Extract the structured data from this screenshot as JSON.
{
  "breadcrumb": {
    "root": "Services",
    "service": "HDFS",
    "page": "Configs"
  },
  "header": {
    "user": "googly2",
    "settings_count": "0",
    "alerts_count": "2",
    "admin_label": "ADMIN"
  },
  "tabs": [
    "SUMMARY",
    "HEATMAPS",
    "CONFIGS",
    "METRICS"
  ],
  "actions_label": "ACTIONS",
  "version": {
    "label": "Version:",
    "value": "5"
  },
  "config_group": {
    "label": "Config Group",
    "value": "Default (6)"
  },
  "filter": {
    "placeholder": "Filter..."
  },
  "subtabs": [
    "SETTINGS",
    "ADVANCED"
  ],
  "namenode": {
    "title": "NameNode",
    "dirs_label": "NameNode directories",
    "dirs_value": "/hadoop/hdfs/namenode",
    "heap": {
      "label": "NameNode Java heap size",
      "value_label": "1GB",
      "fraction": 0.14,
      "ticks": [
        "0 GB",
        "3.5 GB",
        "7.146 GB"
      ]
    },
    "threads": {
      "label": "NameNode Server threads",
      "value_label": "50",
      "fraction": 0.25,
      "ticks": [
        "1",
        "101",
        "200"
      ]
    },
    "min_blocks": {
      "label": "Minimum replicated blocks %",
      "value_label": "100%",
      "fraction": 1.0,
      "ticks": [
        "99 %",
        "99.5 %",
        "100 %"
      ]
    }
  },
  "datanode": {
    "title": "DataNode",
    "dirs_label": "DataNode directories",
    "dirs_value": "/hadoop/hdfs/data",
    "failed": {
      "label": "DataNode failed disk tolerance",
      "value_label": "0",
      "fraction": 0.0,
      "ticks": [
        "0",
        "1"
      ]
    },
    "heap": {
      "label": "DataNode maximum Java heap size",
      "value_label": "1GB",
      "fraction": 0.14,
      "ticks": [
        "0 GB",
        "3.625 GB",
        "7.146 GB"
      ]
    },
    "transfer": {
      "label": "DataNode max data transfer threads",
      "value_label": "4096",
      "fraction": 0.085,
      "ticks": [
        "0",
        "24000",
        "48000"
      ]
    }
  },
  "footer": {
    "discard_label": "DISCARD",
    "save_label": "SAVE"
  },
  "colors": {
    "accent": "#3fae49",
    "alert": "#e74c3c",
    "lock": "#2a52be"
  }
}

....................

Work to complete:
Every entry must be quoted exactly as it appears above.

Task result:
Extract the structured data from this screenshot as JSON.
{
  "breadcrumb": {
    "root": "Services",
    "service": "HDFS",
    "page": "Configs"
  },
  "header": {
    "user": "googly2",
    "settings_count": "0",
    "alerts_count": "2",
    "admin_label": "ADMIN"
  },
  "tabs": [
    "SUMMARY",
    "HEATMAPS",
    "CONFIGS",
    "METRICS"
  ],
  "actions_label": "ACTIONS",
  "version": {
    "label": "Version:",
    "value": "5"
  },
  "config_group": {
    "label": "Config Group",
    "value": "Default (6)"
  },
  "filter": {
    "placeholder": "Filter..."
  },
  "subtabs": [
    "SETTINGS",
    "ADVANCED"
  ],
  "namenode": {
    "title": "NameNode",
    "dirs_label": "NameNode directories",
    "dirs_value": "/hadoop/hdfs/namenode",
    "heap": {
      "label": "NameNode Java heap size",
      "value_label": "1GB",
      "fraction": 0.14,
      "ticks": [
        "0 GB",
        "3.5 GB",
        "7.146 GB"
      ]
    },
    "threads": {
      "label": "NameNode Server threads",
      "value_label": "50",
      "fraction": 0.25,
      "ticks": [
        "1",
        "101",
        "200"
      ]
    },
    "min_blocks": {
      "label": "Minimum replicated blocks %",
      "value_label": "100%",
      "fraction": 1.0,
      "ticks": [
        "99 %",
        "99.5 %",
        "100 %"
      ]
    }
  },
  "datanode": {
    "title": "DataNode",
    "dirs_label": "DataNode directories",
    "dirs_value": "/hadoop/hdfs/data",
    "failed": {
      "label": "DataNode failed disk tolerance",
      "value_label": "0",
      "fraction": 0.0,
      "ticks": [
        "0",
        "1"
      ]
    },
    "heap": {
      "label": "DataNode maximum Java heap size",
      "value_label": "1GB",
      "fraction": 0.14,
      "ticks": [
        "0 GB",
        "3.625 GB",
        "7.146 GB"
      ]
    },
    "transfer": {
      "label": "DataNode max data transfer threads",
      "value_label": "4096",
      "fraction": 0.085,
      "ticks": [
        "0",
        "24000",
        "48000"
      ]
    }
  },
  "footer": {
    "discard_label": "DISCARD",
    "save_label": "SAVE"
  },
  "colors": {
    "accent": "#3fae49",
    "alert": "#e74c3c",
    "lock": "#2a52be"
  }
}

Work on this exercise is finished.